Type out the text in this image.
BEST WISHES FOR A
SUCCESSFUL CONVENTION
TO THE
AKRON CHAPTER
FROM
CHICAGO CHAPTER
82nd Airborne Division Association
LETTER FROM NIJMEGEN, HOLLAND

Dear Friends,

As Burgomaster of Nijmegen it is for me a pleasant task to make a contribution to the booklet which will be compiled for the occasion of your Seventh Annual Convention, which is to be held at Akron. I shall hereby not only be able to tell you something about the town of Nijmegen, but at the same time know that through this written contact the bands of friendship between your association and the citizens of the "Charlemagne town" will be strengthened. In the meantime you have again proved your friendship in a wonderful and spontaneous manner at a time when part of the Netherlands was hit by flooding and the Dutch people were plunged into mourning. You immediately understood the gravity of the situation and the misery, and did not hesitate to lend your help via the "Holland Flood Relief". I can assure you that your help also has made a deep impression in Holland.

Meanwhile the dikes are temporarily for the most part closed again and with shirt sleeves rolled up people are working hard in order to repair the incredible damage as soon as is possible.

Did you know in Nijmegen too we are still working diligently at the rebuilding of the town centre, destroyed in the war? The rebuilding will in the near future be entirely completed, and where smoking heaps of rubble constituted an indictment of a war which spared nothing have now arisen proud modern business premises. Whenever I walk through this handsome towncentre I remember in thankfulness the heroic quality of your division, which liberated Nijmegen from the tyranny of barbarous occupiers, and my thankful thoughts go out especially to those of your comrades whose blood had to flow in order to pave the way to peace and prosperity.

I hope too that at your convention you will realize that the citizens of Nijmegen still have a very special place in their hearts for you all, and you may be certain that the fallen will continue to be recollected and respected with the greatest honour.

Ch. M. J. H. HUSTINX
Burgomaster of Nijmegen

PROBLEM:
Only the number is wanted: count the lines of the records that hold the word "with".

FINAL RESULT:
2